Stored entries
::::

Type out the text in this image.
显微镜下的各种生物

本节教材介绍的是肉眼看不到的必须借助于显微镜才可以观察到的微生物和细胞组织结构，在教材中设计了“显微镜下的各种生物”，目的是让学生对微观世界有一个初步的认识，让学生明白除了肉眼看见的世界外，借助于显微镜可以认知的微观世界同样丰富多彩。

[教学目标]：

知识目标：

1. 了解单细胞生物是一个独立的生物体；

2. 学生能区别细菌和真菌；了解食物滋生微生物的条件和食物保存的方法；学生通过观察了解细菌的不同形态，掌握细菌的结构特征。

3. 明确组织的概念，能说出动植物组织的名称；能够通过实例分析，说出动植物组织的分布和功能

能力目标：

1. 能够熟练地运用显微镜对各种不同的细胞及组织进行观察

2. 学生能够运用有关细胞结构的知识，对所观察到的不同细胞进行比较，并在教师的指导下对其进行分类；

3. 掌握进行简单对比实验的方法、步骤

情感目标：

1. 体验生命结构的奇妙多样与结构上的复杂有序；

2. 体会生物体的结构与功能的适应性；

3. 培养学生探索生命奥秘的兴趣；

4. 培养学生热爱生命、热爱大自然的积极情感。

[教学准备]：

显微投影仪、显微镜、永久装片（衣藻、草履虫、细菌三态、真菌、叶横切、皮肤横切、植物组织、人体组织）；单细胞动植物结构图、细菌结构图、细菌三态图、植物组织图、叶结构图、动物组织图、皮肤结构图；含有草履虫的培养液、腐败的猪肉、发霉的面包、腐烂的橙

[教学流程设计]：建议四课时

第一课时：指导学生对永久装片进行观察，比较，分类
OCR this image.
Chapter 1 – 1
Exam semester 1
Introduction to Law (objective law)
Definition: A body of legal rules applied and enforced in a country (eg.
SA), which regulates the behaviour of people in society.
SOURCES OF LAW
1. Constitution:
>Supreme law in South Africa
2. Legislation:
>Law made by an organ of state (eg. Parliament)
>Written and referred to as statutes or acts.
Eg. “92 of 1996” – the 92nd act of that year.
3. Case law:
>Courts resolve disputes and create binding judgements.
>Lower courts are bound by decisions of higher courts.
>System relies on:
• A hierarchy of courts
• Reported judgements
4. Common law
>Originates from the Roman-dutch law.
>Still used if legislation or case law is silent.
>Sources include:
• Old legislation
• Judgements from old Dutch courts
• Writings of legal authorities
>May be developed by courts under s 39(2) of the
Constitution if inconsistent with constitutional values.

::::

→ WORK TO DO:
Each line in the listing above that contains "Constitution" should be copied.

→ SOLUTION:
1. Constitution:
Constitution if inconsistent with constitutional values.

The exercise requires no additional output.